§ **What you need to do**
All lines with the word "initiatives" are to be found and copied from the listing.

§ **Provided records**

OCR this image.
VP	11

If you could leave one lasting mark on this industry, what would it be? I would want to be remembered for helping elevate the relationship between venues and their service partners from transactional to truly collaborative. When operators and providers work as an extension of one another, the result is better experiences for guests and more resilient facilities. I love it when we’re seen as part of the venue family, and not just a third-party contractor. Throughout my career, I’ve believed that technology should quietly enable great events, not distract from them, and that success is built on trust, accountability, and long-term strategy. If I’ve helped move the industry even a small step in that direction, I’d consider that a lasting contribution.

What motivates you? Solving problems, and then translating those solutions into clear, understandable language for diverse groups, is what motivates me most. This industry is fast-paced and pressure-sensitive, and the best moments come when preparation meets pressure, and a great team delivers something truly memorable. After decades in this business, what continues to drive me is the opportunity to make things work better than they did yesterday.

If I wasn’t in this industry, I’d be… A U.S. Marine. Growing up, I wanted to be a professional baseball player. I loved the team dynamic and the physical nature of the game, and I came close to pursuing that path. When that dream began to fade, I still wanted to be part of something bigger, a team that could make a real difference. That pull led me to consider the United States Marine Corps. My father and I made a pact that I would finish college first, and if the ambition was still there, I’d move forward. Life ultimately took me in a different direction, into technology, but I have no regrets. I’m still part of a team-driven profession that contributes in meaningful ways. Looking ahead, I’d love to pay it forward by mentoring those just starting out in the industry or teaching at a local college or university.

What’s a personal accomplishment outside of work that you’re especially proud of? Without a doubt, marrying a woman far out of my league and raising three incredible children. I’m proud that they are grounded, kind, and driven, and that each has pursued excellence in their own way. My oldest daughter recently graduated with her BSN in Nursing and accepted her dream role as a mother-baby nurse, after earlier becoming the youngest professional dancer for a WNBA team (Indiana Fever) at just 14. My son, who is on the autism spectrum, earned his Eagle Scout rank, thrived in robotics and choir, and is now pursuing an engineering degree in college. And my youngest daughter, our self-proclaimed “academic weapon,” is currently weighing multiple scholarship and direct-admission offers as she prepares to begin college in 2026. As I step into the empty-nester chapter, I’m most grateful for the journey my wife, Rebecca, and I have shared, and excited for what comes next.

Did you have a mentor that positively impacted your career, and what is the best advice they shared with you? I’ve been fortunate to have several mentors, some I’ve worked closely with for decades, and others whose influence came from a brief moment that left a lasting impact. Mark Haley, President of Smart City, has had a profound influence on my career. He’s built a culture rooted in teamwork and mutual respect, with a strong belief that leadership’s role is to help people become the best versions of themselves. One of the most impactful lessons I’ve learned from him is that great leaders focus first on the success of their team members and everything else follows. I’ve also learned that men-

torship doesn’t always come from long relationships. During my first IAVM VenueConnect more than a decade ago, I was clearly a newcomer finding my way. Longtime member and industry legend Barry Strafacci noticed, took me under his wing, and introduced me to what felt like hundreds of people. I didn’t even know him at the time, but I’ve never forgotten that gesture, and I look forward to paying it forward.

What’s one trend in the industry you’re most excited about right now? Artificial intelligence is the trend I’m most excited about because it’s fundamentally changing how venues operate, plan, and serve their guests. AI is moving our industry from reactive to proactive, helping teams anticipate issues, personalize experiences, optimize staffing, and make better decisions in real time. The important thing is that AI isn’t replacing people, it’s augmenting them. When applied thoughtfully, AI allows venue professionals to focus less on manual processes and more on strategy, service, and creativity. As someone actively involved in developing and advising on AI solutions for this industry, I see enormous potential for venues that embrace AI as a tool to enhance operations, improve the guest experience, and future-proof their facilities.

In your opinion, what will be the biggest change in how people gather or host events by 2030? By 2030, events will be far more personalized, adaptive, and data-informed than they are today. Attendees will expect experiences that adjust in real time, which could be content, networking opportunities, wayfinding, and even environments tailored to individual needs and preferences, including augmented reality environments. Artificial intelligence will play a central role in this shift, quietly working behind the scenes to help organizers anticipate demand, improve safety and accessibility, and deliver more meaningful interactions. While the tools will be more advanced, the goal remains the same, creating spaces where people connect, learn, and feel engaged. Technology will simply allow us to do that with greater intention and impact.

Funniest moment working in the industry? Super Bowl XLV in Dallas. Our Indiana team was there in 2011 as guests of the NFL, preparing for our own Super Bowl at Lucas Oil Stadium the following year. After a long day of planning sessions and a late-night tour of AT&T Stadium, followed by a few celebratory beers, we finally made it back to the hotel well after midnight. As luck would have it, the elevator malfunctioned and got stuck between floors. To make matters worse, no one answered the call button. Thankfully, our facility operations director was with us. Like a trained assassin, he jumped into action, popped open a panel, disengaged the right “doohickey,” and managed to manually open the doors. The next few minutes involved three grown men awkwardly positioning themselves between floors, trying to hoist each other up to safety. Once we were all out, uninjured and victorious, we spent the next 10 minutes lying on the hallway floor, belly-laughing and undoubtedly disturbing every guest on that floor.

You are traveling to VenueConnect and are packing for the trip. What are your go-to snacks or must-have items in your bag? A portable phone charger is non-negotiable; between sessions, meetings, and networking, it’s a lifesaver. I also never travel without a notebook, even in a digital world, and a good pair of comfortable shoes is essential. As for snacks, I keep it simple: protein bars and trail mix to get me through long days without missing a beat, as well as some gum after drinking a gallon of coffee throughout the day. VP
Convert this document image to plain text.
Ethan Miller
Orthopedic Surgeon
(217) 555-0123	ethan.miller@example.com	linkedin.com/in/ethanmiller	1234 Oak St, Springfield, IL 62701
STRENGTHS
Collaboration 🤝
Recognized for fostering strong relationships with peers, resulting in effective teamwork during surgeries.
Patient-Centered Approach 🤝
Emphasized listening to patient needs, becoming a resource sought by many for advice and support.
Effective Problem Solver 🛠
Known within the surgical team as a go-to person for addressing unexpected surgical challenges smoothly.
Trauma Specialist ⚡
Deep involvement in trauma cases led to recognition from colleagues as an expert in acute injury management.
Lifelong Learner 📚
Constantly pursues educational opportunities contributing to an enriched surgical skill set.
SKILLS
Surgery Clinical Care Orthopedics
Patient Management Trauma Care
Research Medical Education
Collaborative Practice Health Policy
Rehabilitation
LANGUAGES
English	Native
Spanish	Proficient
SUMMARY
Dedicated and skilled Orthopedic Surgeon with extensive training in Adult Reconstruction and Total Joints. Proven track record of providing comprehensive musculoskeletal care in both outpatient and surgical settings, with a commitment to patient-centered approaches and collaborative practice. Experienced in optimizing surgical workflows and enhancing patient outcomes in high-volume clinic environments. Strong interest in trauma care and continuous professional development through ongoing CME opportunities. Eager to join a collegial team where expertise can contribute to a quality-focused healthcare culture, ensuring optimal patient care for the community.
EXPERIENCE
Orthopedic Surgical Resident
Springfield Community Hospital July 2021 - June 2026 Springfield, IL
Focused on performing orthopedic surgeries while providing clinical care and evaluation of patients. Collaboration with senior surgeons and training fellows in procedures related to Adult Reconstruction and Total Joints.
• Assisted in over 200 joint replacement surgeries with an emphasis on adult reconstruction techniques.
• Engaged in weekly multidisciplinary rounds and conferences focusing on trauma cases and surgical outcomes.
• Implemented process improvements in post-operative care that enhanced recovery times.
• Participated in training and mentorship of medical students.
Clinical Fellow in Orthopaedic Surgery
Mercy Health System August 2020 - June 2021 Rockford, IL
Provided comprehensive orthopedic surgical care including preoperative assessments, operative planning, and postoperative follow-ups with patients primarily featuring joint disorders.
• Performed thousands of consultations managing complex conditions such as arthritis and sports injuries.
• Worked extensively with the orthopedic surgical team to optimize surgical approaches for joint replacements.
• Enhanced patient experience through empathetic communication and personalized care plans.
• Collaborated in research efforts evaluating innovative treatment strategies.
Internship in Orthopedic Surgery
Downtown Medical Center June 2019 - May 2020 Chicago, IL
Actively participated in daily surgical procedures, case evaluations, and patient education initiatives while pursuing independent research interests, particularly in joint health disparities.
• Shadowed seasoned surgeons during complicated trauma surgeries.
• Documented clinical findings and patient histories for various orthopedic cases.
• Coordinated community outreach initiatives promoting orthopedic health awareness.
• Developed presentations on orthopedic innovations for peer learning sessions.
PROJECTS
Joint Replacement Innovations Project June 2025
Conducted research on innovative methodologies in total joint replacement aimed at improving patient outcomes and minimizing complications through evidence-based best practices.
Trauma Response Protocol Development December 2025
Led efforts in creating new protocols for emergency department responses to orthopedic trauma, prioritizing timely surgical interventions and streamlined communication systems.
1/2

§ **Your response**
Actively participated in daily surgical procedures, case evaluations, and patient education initiatives while pursuing independent research interests, particularly in joint health disparities.
• Coordinated community outreach initiatives promoting orthopedic health awareness.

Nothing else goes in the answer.